→ DOCUMENT:
══════

FYI impresses Alcoa, a likely near term offtake partner

By Trevor Hoey. Published at Feb 11, 2021, in Technology

FYI Resources Ltd (ASX:FYI) has released highly promising and commercially crucial analytical results from the recently completed HPA pilot plant trial conducted in collaboration with Alcoa Australia Limited (Alcoa).

Analytical results indicated more than 99.998% Al2O3 purity was consistently achieved with an average of 99.9986% Al2O3 purity surpassing expectations - just a whisker of the premium 5N product that has a grade of 99.999%.

The fact that some samples achieved results of 99.999% HPA is an outstanding outcome that surpassed both parties’ operational expectations, providing further validation of FYI’s innovative HPA flowsheet design.

In industry terms, this confirms that FYI has drawn significantly closer to being able to offer its customers a 5N product that fetches approximately double the price (circa US$50,000 per tonne) of the 4N product that had previously been applied as a base case in the definitive feasibility study (DFS).

The sale of a 5N product would not only generate substantially higher income, but it would also open up a much wider range of markets where that quality of HPA is essential.

As a backdrop, FYI and Alcoa entered into a Memorandum of Understanding (MOU) on 8 September 2020 for the potential joint development of FYI’s innovative, fully integrated, high quality HPA product.

These results go a long way to meeting a key condition precedent to the Alcoa MOU, being the successful review of FYI’s innovative process flowsheet design and performance and potential operational parameters in terms of FYI’s future production scenario.

Significant upside to DFS financial metrics

The MOU activities continue to progress toward completion of the two other key conditions precedent being the engineering review and the economic/commercial terms. The parties will now work closely to finalise the MOU review.

The following excerpt from the group’s DFS provides a snapshot of the base case assumptions that were used to project revenues, sales and the underlying project valuation from the production of 4N.

As you can see, management used pricing assumptions of US$24,000 per tonne which was conservative in terms of 4N pricing, and for the most part everything below that line including revenues, margins, underlying earnings and project payback will reflect more favourable numbers based purely on 4N production.

The project’s net present value and internal rate of return would be a substantially higher even if 99.999% 5N product sales accounted for 25% of production.

For example, just looking at the top line, a split of 25% 5N and 75% 4N would lift the revenue line from US$192 million to US$244 million.

══════

→ GIVEN RECORDS:
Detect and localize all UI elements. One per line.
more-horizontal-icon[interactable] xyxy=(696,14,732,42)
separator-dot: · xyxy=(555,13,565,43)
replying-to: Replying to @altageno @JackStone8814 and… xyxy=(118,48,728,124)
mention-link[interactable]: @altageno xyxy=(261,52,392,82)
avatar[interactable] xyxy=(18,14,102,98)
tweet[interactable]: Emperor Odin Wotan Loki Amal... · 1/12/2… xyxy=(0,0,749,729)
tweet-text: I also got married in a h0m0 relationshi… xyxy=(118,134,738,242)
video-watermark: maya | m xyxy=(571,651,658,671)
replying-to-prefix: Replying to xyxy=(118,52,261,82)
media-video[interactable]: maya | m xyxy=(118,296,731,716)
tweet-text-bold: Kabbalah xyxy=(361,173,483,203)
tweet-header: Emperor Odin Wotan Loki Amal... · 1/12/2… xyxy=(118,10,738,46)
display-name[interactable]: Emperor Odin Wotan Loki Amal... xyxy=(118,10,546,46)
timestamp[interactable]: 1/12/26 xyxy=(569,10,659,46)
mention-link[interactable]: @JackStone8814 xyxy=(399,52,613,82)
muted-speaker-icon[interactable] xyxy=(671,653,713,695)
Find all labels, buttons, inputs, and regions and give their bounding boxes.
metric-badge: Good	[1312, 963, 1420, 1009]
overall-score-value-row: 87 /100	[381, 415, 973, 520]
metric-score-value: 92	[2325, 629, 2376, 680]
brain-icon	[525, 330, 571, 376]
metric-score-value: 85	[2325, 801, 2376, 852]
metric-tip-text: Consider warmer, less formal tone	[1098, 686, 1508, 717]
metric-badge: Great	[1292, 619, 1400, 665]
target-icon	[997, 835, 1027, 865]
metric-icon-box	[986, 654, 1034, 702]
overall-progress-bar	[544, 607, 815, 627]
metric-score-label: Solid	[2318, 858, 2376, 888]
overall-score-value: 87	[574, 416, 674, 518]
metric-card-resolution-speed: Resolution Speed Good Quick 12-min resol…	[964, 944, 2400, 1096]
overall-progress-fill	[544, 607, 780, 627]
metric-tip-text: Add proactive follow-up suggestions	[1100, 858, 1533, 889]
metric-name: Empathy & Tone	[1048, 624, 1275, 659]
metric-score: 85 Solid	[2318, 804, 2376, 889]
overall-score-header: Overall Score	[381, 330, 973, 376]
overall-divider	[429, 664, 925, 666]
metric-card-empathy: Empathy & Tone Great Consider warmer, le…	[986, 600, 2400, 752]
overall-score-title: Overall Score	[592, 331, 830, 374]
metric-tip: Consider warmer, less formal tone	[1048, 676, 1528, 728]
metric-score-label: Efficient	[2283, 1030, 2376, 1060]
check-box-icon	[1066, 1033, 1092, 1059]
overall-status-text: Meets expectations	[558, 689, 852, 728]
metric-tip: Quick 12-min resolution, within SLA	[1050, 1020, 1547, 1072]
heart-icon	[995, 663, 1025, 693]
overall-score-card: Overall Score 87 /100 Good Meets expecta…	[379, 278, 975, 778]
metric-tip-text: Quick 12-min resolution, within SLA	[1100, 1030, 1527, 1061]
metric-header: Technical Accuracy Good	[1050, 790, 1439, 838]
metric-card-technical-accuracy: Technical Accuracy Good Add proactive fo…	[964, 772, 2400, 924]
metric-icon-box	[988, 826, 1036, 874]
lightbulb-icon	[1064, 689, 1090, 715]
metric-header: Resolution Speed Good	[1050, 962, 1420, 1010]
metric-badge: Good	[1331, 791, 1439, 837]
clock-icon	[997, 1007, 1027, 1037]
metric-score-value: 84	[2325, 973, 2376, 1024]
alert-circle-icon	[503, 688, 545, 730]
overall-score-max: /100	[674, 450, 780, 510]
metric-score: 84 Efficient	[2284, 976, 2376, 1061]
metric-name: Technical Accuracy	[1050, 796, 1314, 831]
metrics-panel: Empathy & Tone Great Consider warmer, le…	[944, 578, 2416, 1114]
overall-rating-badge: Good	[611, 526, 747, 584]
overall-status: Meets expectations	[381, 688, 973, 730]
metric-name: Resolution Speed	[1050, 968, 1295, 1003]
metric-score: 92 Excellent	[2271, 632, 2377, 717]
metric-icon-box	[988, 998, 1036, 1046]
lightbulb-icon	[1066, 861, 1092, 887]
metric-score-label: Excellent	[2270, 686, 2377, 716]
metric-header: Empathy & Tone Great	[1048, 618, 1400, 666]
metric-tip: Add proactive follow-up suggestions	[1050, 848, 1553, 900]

══════

→ WRITTEN TASK 1:
According to the article, what average Al2O3 purity did the pilot plant trial achieve?
→ WRITTEN TASK 2:
Summarize the article in two sentences.
The listing plays no part in this work.

→ COMPLETE OUTPUT 1:
An average of 99.9986% Al2O3 purity.

→ COMPLETE OUTPUT 2:
FYI Resources reported that its HPA pilot plant trial with Alcoa averaged 99.9986% Al2O3 purity, with some samples reaching 99.999%. This brings the company closer to offering a 5N product worth about double the 4N base case in its feasibility study, goes a long way toward meeting a key condition of its September 2020 MOU with Alcoa, and with a 25% 5N split would lift revenue from US$192 million to US$244 million.